[START OF SUPPLIED RECORDS]
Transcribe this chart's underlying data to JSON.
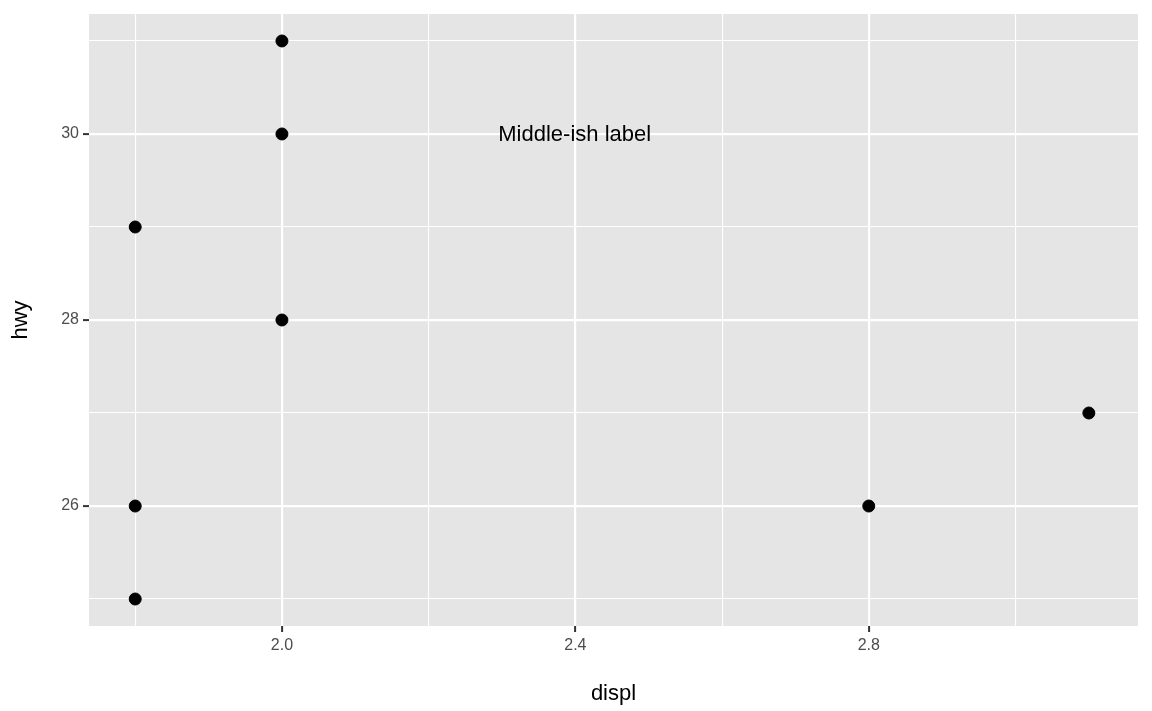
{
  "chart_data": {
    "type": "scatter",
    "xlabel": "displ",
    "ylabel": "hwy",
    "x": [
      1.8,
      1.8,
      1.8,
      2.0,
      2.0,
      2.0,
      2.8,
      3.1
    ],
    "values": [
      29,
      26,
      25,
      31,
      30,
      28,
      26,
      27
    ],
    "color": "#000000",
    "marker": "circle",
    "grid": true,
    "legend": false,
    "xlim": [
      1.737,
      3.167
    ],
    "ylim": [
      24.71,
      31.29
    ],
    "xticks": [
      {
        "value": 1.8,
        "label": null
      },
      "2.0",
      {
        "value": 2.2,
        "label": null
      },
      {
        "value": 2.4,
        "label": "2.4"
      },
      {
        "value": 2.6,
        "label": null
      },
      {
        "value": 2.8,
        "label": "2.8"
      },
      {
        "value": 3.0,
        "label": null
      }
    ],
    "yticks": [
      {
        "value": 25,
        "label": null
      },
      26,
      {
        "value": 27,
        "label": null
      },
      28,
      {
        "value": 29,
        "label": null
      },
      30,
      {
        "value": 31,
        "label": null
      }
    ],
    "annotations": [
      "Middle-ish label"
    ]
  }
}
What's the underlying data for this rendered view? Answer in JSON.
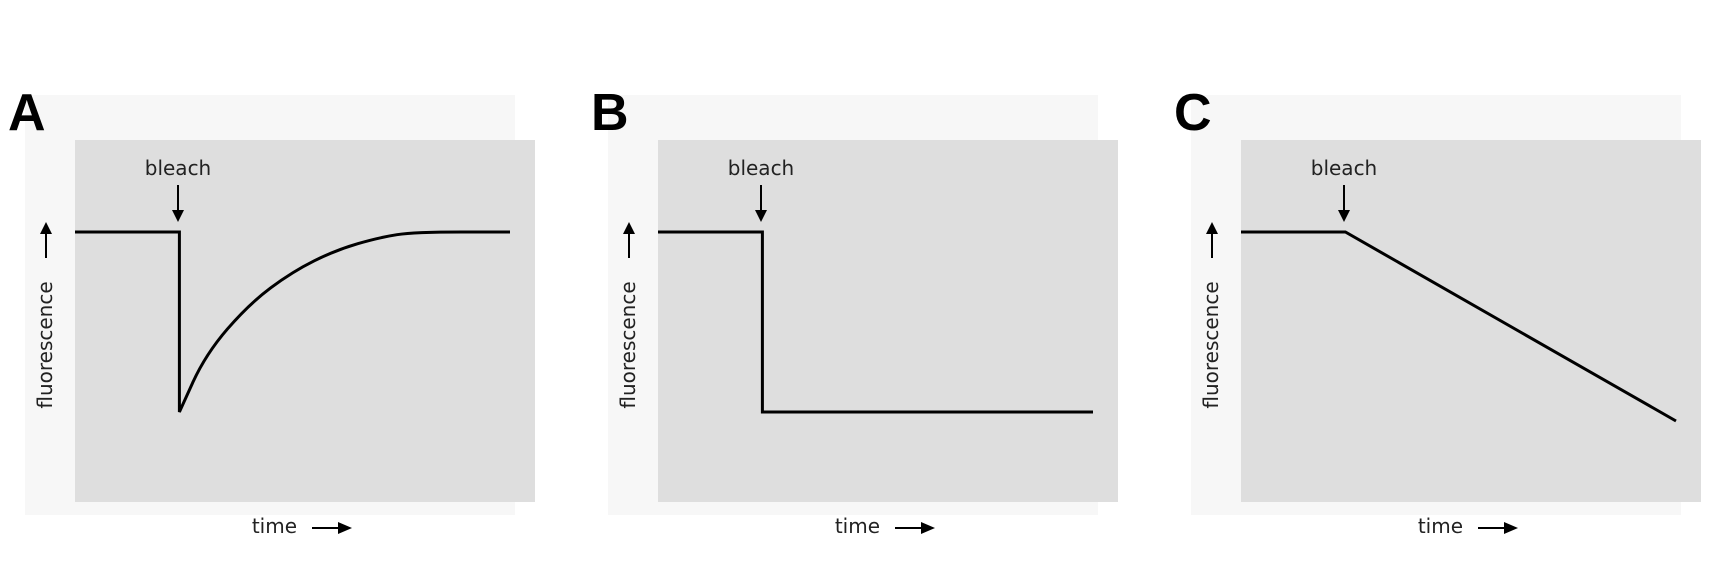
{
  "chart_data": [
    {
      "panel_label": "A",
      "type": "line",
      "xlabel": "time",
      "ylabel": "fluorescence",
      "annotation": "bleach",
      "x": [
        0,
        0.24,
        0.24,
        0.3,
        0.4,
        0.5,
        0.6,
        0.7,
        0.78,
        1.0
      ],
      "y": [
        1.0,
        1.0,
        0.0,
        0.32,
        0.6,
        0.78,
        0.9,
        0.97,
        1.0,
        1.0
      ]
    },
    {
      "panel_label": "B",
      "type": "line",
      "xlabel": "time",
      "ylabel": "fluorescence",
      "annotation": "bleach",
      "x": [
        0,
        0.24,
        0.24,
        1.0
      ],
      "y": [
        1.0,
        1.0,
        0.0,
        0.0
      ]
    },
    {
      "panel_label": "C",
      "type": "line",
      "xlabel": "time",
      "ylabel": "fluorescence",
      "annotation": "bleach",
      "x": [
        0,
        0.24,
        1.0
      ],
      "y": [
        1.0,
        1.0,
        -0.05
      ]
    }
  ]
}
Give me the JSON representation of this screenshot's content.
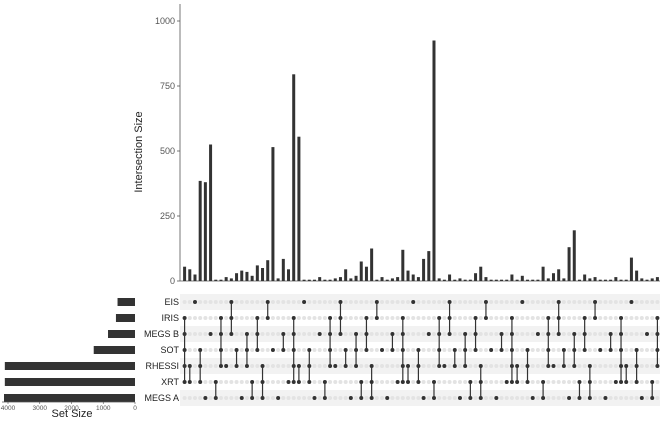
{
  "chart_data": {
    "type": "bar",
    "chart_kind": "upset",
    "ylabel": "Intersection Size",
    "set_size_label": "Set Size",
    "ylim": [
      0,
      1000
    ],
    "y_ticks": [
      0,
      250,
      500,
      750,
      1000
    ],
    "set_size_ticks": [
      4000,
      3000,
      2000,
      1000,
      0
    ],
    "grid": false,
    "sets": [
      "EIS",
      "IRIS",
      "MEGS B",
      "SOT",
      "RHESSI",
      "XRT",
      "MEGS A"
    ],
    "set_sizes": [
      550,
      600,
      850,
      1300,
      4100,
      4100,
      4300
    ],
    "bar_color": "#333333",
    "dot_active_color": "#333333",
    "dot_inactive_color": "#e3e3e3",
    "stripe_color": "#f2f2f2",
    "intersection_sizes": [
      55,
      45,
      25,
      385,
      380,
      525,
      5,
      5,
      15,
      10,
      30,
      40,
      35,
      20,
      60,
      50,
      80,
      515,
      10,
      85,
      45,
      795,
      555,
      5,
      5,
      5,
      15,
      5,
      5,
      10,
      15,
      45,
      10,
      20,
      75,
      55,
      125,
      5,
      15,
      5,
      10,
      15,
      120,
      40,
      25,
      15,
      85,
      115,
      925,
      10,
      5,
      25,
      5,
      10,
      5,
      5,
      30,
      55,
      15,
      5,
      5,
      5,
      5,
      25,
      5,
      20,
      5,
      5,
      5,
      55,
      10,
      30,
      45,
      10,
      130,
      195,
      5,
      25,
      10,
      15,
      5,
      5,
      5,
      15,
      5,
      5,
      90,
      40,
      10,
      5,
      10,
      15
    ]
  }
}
[END OF SUPPLIED RECORDS]
▶ TASK DIRECTIONS
Copy every line above word for word and exclude the pictures.

▶ SOLUTION TO THE PROBLEM
Transcribe this chart's underlying data to JSON.
{
  "chart_data": {
    "type": "scatter",
    "xlabel": "displ",
    "ylabel": "hwy",
    "x": [
      1.8,
      1.8,
      1.8,
      2.0,
      2.0,
      2.0,
      2.8,
      3.1
    ],
    "values": [
      29,
      26,
      25,
      31,
      30,
      28,
      26,
      27
    ],
    "color": "#000000",
    "marker": "circle",
    "grid": true,
    "legend": false,
    "xlim": [
      1.737,
      3.167
    ],
    "ylim": [
      24.71,
      31.29
    ],
    "xticks": [
      {
        "value": 1.8,
        "label": null
      },
      "2.0",
      {
        "value": 2.2,
        "label": null
      },
      {
        "value": 2.4,
        "label": "2.4"
      },
      {
        "value": 2.6,
        "label": null
      },
      {
        "value": 2.8,
        "label": "2.8"
      },
      {
        "value": 3.0,
        "label": null
      }
    ],
    "yticks": [
      {
        "value": 25,
        "label": null
      },
      26,
      {
        "value": 27,
        "label": null
      },
      28,
      {
        "value": 29,
        "label": null
      },
      30,
      {
        "value": 31,
        "label": null
      }
    ],
    "annotations": [
      "Middle-ish label"
    ]
  }
}
What's the underlying data for this rendered view? Answer in JSON.
{
  "chart_data": [
    {
      "panel_label": "A",
      "type": "line",
      "xlabel": "time",
      "ylabel": "fluorescence",
      "annotation": "bleach",
      "x": [
        0,
        0.24,
        0.24,
        0.3,
        0.4,
        0.5,
        0.6,
        0.7,
        0.78,
        1.0
      ],
      "y": [
        1.0,
        1.0,
        0.0,
        0.32,
        0.6,
        0.78,
        0.9,
        0.97,
        1.0,
        1.0
      ]
    },
    {
      "panel_label": "B",
      "type": "line",
      "xlabel": "time",
      "ylabel": "fluorescence",
      "annotation": "bleach",
      "x": [
        0,
        0.24,
        0.24,
        1.0
      ],
      "y": [
        1.0,
        1.0,
        0.0,
        0.0
      ]
    },
    {
      "panel_label": "C",
      "type": "line",
      "xlabel": "time",
      "ylabel": "fluorescence",
      "annotation": "bleach",
      "x": [
        0,
        0.24,
        1.0
      ],
      "y": [
        1.0,
        1.0,
        -0.05
      ]
    }
  ]
}
Give me the JSON representation of this screenshot's content.
{
  "chart_data": {
    "type": "bar",
    "chart_kind": "upset",
    "ylabel": "Intersection Size",
    "set_size_label": "Set Size",
    "ylim": [
      0,
      1000
    ],
    "y_ticks": [
      0,
      250,
      500,
      750,
      1000
    ],
    "set_size_ticks": [
      4000,
      3000,
      2000,
      1000,
      0
    ],
    "grid": false,
    "sets": [
      "EIS",
      "IRIS",
      "MEGS B",
      "SOT",
      "RHESSI",
      "XRT",
      "MEGS A"
    ],
    "set_sizes": [
      550,
      600,
      850,
      1300,
      4100,
      4100,
      4300
    ],
    "bar_color": "#333333",
    "dot_active_color": "#333333",
    "dot_inactive_color": "#e3e3e3",
    "stripe_color": "#f2f2f2",
    "intersection_sizes": [
      55,
      45,
      25,
      385,
      380,
      525,
      5,
      5,
      15,
      10,
      30,
      40,
      35,
      20,
      60,
      50,
      80,
      515,
      10,
      85,
      45,
      795,
      555,
      5,
      5,
      5,
      15,
      5,
      5,
      10,
      15,
      45,
      10,
      20,
      75,
      55,
      125,
      5,
      15,
      5,
      10,
      15,
      120,
      40,
      25,
      15,
      85,
      115,
      925,
      10,
      5,
      25,
      5,
      10,
      5,
      5,
      30,
      55,
      15,
      5,
      5,
      5,
      5,
      25,
      5,
      20,
      5,
      5,
      5,
      55,
      10,
      30,
      45,
      10,
      130,
      195,
      5,
      25,
      10,
      15,
      5,
      5,
      5,
      15,
      5,
      5,
      90,
      40,
      10,
      5,
      10,
      15
    ]
  }
}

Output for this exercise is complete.